━━━ RECORDED DATA

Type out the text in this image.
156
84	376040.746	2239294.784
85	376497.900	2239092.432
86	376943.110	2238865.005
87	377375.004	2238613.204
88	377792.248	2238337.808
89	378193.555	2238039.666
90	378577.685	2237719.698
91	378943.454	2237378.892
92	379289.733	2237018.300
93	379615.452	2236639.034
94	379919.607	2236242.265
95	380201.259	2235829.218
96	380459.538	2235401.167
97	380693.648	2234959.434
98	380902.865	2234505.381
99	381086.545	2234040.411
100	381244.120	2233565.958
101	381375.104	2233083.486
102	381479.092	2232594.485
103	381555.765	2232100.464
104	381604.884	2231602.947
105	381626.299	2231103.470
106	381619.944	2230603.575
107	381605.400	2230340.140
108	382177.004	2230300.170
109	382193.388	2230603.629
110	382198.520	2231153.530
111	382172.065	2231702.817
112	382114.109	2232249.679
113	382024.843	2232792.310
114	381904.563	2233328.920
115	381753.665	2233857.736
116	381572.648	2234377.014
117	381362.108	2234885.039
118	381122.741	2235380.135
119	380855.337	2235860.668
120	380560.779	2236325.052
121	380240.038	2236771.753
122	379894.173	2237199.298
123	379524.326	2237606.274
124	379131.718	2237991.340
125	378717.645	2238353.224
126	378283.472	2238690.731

━━━━━━

-- THE EXERCISE --
Please set down all the data word for word.

-- TASK RESPONSE --
Type out the text in this image.
156
84	376040.746	2239294.784
85	376497.900	2239092.432
86	376943.110	2238865.005
87	377375.004	2238613.204
88	377792.248	2238337.808
89	378193.555	2238039.666
90	378577.685	2237719.698
91	378943.454	2237378.892
92	379289.733	2237018.300
93	379615.452	2236639.034
94	379919.607	2236242.265
95	380201.259	2235829.218
96	380459.538	2235401.167
97	380693.648	2234959.434
98	380902.865	2234505.381
99	381086.545	2234040.411
100	381244.120	2233565.958
101	381375.104	2233083.486
102	381479.092	2232594.485
103	381555.765	2232100.464
104	381604.884	2231602.947
105	381626.299	2231103.470
106	381619.944	2230603.575
107	381605.400	2230340.140
108	382177.004	2230300.170
109	382193.388	2230603.629
110	382198.520	2231153.530
111	382172.065	2231702.817
112	382114.109	2232249.679
113	382024.843	2232792.310
114	381904.563	2233328.920
115	381753.665	2233857.736
116	381572.648	2234377.014
117	381362.108	2234885.039
118	381122.741	2235380.135
119	380855.337	2235860.668
120	380560.779	2236325.052
121	380240.038	2236771.753
122	379894.173	2237199.298
123	379524.326	2237606.274
124	379131.718	2237991.340
125	378717.645	2238353.224
126	378283.472	2238690.731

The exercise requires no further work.